▶ **THE PROBLEM**
Copy out each line in the material below that has the word "Língua".

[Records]
========================

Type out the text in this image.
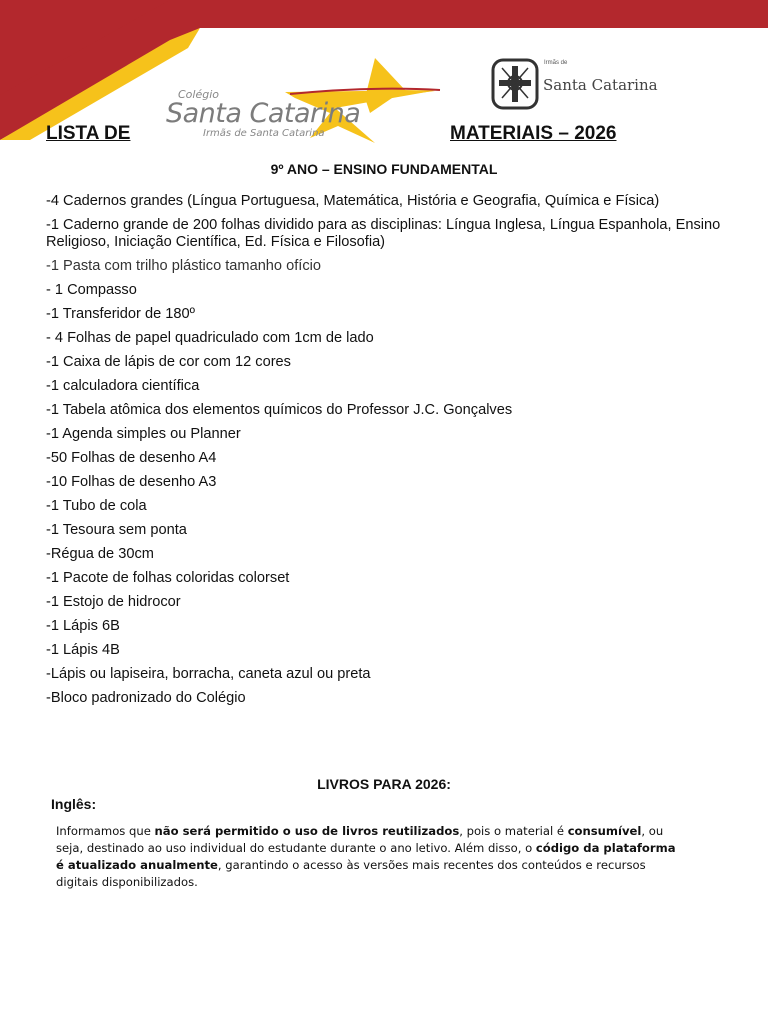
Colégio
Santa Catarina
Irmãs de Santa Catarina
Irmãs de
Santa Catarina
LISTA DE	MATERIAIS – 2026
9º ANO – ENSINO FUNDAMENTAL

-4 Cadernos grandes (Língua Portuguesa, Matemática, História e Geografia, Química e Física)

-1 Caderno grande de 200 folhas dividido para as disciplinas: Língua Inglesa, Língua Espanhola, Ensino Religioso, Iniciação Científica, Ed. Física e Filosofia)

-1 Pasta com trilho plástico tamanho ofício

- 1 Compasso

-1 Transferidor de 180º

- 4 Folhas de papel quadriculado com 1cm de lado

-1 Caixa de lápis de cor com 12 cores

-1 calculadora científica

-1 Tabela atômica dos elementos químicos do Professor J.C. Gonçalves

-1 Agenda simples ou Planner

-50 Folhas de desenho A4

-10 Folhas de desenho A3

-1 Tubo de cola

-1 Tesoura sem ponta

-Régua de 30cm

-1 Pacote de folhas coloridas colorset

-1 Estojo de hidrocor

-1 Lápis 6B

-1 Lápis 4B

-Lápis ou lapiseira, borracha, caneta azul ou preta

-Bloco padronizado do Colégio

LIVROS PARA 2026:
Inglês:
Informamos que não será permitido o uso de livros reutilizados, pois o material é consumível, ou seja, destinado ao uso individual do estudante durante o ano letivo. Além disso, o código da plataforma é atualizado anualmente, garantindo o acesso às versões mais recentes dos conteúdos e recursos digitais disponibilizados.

========================

▶ **EXERCISE OUTPUT**
-4 Cadernos grandes (Língua Portuguesa, Matemática, História e Geografia, Química e Física)
-1 Caderno grande de 200 folhas dividido para as disciplinas: Língua Inglesa, Língua Espanhola, Ensino Religioso, Iniciação Científica, Ed. Física e Filosofia)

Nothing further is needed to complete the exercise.